Given task:
Without altering anything, output the material below.

::::

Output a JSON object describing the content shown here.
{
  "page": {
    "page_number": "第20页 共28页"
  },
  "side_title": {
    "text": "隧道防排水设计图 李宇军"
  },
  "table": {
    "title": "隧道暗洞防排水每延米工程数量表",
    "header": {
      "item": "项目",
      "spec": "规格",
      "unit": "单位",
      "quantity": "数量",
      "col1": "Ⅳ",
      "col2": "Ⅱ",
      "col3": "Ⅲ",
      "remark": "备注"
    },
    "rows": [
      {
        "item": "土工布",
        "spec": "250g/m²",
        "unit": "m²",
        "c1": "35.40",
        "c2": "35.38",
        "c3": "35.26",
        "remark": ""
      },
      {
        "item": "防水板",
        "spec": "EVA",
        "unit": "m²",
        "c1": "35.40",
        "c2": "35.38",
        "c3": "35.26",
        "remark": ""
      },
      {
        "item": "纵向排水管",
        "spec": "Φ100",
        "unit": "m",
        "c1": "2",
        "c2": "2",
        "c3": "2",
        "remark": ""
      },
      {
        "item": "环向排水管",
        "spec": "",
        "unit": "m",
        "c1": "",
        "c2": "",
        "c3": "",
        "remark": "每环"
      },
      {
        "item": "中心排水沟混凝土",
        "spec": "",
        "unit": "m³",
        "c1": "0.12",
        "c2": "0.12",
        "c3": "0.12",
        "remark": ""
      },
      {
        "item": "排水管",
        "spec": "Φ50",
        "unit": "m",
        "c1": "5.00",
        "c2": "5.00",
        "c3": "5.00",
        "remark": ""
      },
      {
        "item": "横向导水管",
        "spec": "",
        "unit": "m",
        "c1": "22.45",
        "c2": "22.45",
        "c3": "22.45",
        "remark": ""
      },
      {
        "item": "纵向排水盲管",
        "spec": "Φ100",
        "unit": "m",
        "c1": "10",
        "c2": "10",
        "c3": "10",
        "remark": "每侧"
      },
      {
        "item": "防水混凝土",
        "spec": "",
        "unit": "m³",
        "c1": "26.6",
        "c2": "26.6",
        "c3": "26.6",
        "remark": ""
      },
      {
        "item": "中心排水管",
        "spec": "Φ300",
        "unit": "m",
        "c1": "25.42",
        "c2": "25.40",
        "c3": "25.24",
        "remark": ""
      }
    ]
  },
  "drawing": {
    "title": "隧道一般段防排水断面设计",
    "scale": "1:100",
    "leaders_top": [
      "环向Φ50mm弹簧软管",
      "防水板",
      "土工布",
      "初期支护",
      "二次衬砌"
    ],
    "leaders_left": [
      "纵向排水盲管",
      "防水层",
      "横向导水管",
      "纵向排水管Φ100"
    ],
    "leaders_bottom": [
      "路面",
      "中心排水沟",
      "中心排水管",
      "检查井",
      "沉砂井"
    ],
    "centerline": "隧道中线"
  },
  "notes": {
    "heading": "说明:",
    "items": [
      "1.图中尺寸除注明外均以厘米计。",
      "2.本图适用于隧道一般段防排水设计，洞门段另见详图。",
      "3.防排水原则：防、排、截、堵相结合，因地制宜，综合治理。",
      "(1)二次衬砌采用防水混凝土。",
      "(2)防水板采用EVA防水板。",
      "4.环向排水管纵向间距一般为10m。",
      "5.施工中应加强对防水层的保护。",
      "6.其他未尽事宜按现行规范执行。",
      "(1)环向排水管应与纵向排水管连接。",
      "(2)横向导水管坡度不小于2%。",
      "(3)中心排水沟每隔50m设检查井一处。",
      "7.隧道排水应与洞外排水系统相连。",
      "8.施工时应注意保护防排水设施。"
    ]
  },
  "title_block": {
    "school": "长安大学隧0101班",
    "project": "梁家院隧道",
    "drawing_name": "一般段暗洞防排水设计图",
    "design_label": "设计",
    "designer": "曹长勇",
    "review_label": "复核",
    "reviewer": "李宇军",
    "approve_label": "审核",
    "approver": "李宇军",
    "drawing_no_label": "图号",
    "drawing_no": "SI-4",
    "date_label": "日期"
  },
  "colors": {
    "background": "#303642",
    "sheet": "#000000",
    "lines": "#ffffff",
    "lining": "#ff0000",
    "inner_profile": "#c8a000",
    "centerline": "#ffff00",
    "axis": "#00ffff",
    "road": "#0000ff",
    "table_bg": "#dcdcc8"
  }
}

::::

Problem solution:
Output a JSON object describing the content shown here.
{
  "page": {
    "page_number": "第20页 共28页"
  },
  "side_title": {
    "text": "隧道防排水设计图 李宇军"
  },
  "table": {
    "title": "隧道暗洞防排水每延米工程数量表",
    "header": {
      "item": "项目",
      "spec": "规格",
      "unit": "单位",
      "quantity": "数量",
      "col1": "Ⅳ",
      "col2": "Ⅱ",
      "col3": "Ⅲ",
      "remark": "备注"
    },
    "rows": [
      {
        "item": "土工布",
        "spec": "250g/m²",
        "unit": "m²",
        "c1": "35.40",
        "c2": "35.38",
        "c3": "35.26",
        "remark": ""
      },
      {
        "item": "防水板",
        "spec": "EVA",
        "unit": "m²",
        "c1": "35.40",
        "c2": "35.38",
        "c3": "35.26",
        "remark": ""
      },
      {
        "item": "纵向排水管",
        "spec": "Φ100",
        "unit": "m",
        "c1": "2",
        "c2": "2",
        "c3": "2",
        "remark": ""
      },
      {
        "item": "环向排水管",
        "spec": "",
        "unit": "m",
        "c1": "",
        "c2": "",
        "c3": "",
        "remark": "每环"
      },
      {
        "item": "中心排水沟混凝土",
        "spec": "",
        "unit": "m³",
        "c1": "0.12",
        "c2": "0.12",
        "c3": "0.12",
        "remark": ""
      },
      {
        "item": "排水管",
        "spec": "Φ50",
        "unit": "m",
        "c1": "5.00",
        "c2": "5.00",
        "c3": "5.00",
        "remark": ""
      },
      {
        "item": "横向导水管",
        "spec": "",
        "unit": "m",
        "c1": "22.45",
        "c2": "22.45",
        "c3": "22.45",
        "remark": ""
      },
      {
        "item": "纵向排水盲管",
        "spec": "Φ100",
        "unit": "m",
        "c1": "10",
        "c2": "10",
        "c3": "10",
        "remark": "每侧"
      },
      {
        "item": "防水混凝土",
        "spec": "",
        "unit": "m³",
        "c1": "26.6",
        "c2": "26.6",
        "c3": "26.6",
        "remark": ""
      },
      {
        "item": "中心排水管",
        "spec": "Φ300",
        "unit": "m",
        "c1": "25.42",
        "c2": "25.40",
        "c3": "25.24",
        "remark": ""
      }
    ]
  },
  "drawing": {
    "title": "隧道一般段防排水断面设计",
    "scale": "1:100",
    "leaders_top": [
      "环向Φ50mm弹簧软管",
      "防水板",
      "土工布",
      "初期支护",
      "二次衬砌"
    ],
    "leaders_left": [
      "纵向排水盲管",
      "防水层",
      "横向导水管",
      "纵向排水管Φ100"
    ],
    "leaders_bottom": [
      "路面",
      "中心排水沟",
      "中心排水管",
      "检查井",
      "沉砂井"
    ],
    "centerline": "隧道中线"
  },
  "notes": {
    "heading": "说明:",
    "items": [
      "1.图中尺寸除注明外均以厘米计。",
      "2.本图适用于隧道一般段防排水设计，洞门段另见详图。",
      "3.防排水原则：防、排、截、堵相结合，因地制宜，综合治理。",
      "(1)二次衬砌采用防水混凝土。",
      "(2)防水板采用EVA防水板。",
      "4.环向排水管纵向间距一般为10m。",
      "5.施工中应加强对防水层的保护。",
      "6.其他未尽事宜按现行规范执行。",
      "(1)环向排水管应与纵向排水管连接。",
      "(2)横向导水管坡度不小于2%。",
      "(3)中心排水沟每隔50m设检查井一处。",
      "7.隧道排水应与洞外排水系统相连。",
      "8.施工时应注意保护防排水设施。"
    ]
  },
  "title_block": {
    "school": "长安大学隧0101班",
    "project": "梁家院隧道",
    "drawing_name": "一般段暗洞防排水设计图",
    "design_label": "设计",
    "designer": "曹长勇",
    "review_label": "复核",
    "reviewer": "李宇军",
    "approve_label": "审核",
    "approver": "李宇军",
    "drawing_no_label": "图号",
    "drawing_no": "SI-4",
    "date_label": "日期"
  },
  "colors": {
    "background": "#303642",
    "sheet": "#000000",
    "lines": "#ffffff",
    "lining": "#ff0000",
    "inner_profile": "#c8a000",
    "centerline": "#ffff00",
    "axis": "#00ffff",
    "road": "#0000ff",
    "table_bg": "#dcdcc8"
  }
}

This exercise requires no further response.